— Begin —

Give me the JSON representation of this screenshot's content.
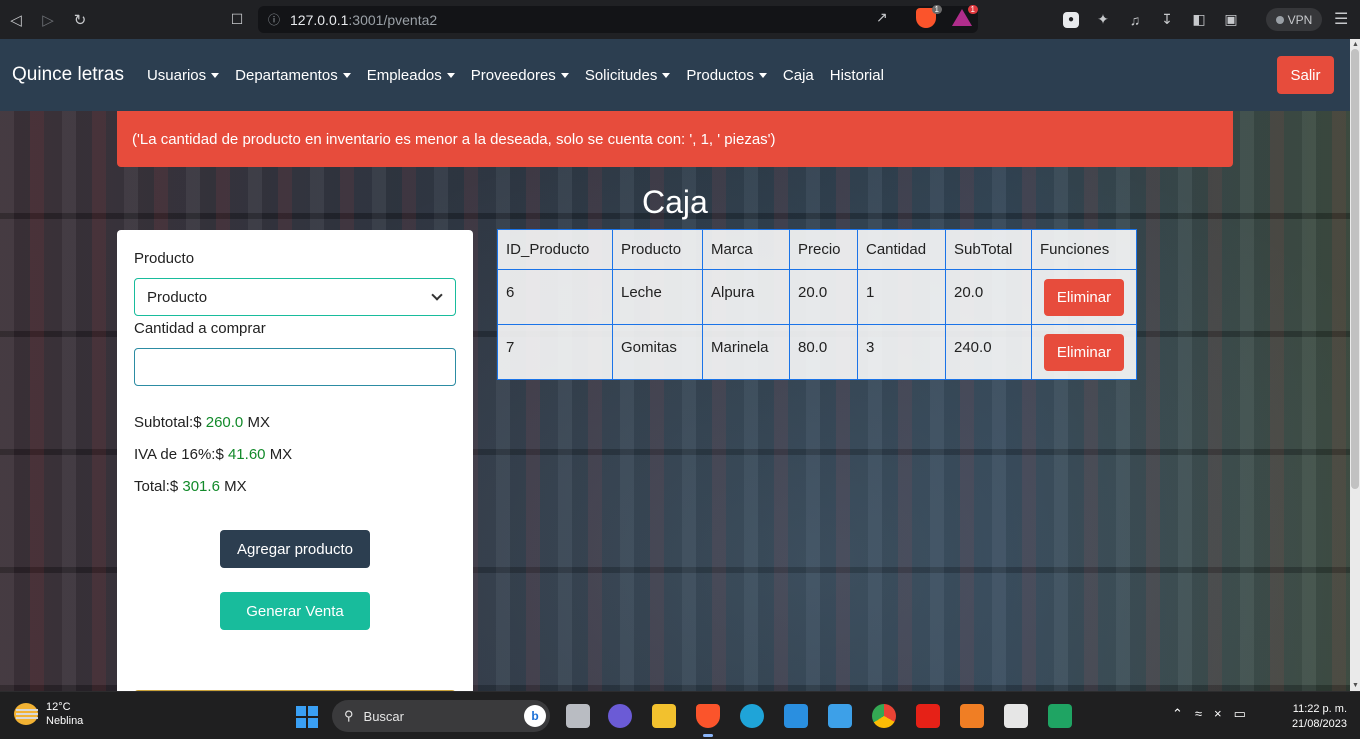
{
  "browser": {
    "url_host": "127.0.0.1",
    "url_rest": ":3001/pventa2",
    "shield_badge": "1",
    "rewards_badge": "1",
    "vpn_label": "VPN"
  },
  "navbar": {
    "brand": "Quince letras",
    "items": [
      {
        "label": "Usuarios",
        "dropdown": true
      },
      {
        "label": "Departamentos",
        "dropdown": true
      },
      {
        "label": "Empleados",
        "dropdown": true
      },
      {
        "label": "Proveedores",
        "dropdown": true
      },
      {
        "label": "Solicitudes",
        "dropdown": true
      },
      {
        "label": "Productos",
        "dropdown": true
      },
      {
        "label": "Caja",
        "dropdown": false
      },
      {
        "label": "Historial",
        "dropdown": false
      }
    ],
    "logout": "Salir"
  },
  "alert": {
    "message": "('La cantidad de producto en inventario es menor a la deseada, solo se cuenta con: ', 1, ' piezas')"
  },
  "page": {
    "title": "Caja"
  },
  "form": {
    "product_label": "Producto",
    "product_selected": "Producto",
    "quantity_label": "Cantidad a comprar",
    "quantity_value": "",
    "subtotal_label": "Subtotal:$",
    "subtotal_value": "260.0",
    "iva_label": "IVA de 16%:$",
    "iva_value": "41.60",
    "total_label": "Total:$",
    "total_value": "301.6",
    "currency": "MX",
    "add_button": "Agregar producto",
    "sale_button": "Generar Venta"
  },
  "table": {
    "headers": [
      "ID_Producto",
      "Producto",
      "Marca",
      "Precio",
      "Cantidad",
      "SubTotal",
      "Funciones"
    ],
    "rows": [
      {
        "id": "6",
        "product": "Leche",
        "brand": "Alpura",
        "price": "20.0",
        "qty": "1",
        "subtotal": "20.0",
        "action": "Eliminar"
      },
      {
        "id": "7",
        "product": "Gomitas",
        "brand": "Marinela",
        "price": "80.0",
        "qty": "3",
        "subtotal": "240.0",
        "action": "Eliminar"
      }
    ]
  },
  "taskbar": {
    "temp": "12°C",
    "weather": "Neblina",
    "search_placeholder": "Buscar",
    "time": "11:22 p. m.",
    "date": "21/08/2023"
  }
}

— End —

Challenge:
Retype everything in the material word for word, minus pictures.

Answer below:
Give me the JSON representation of this screenshot's content.
{
  "browser": {
    "url_host": "127.0.0.1",
    "url_rest": ":3001/pventa2",
    "shield_badge": "1",
    "rewards_badge": "1",
    "vpn_label": "VPN"
  },
  "navbar": {
    "brand": "Quince letras",
    "items": [
      {
        "label": "Usuarios",
        "dropdown": true
      },
      {
        "label": "Departamentos",
        "dropdown": true
      },
      {
        "label": "Empleados",
        "dropdown": true
      },
      {
        "label": "Proveedores",
        "dropdown": true
      },
      {
        "label": "Solicitudes",
        "dropdown": true
      },
      {
        "label": "Productos",
        "dropdown": true
      },
      {
        "label": "Caja",
        "dropdown": false
      },
      {
        "label": "Historial",
        "dropdown": false
      }
    ],
    "logout": "Salir"
  },
  "alert": {
    "message": "('La cantidad de producto en inventario es menor a la deseada, solo se cuenta con: ', 1, ' piezas')"
  },
  "page": {
    "title": "Caja"
  },
  "form": {
    "product_label": "Producto",
    "product_selected": "Producto",
    "quantity_label": "Cantidad a comprar",
    "quantity_value": "",
    "subtotal_label": "Subtotal:$",
    "subtotal_value": "260.0",
    "iva_label": "IVA de 16%:$",
    "iva_value": "41.60",
    "total_label": "Total:$",
    "total_value": "301.6",
    "currency": "MX",
    "add_button": "Agregar producto",
    "sale_button": "Generar Venta"
  },
  "table": {
    "headers": [
      "ID_Producto",
      "Producto",
      "Marca",
      "Precio",
      "Cantidad",
      "SubTotal",
      "Funciones"
    ],
    "rows": [
      {
        "id": "6",
        "product": "Leche",
        "brand": "Alpura",
        "price": "20.0",
        "qty": "1",
        "subtotal": "20.0",
        "action": "Eliminar"
      },
      {
        "id": "7",
        "product": "Gomitas",
        "brand": "Marinela",
        "price": "80.0",
        "qty": "3",
        "subtotal": "240.0",
        "action": "Eliminar"
      }
    ]
  },
  "taskbar": {
    "temp": "12°C",
    "weather": "Neblina",
    "search_placeholder": "Buscar",
    "time": "11:22 p. m.",
    "date": "21/08/2023"
  }
}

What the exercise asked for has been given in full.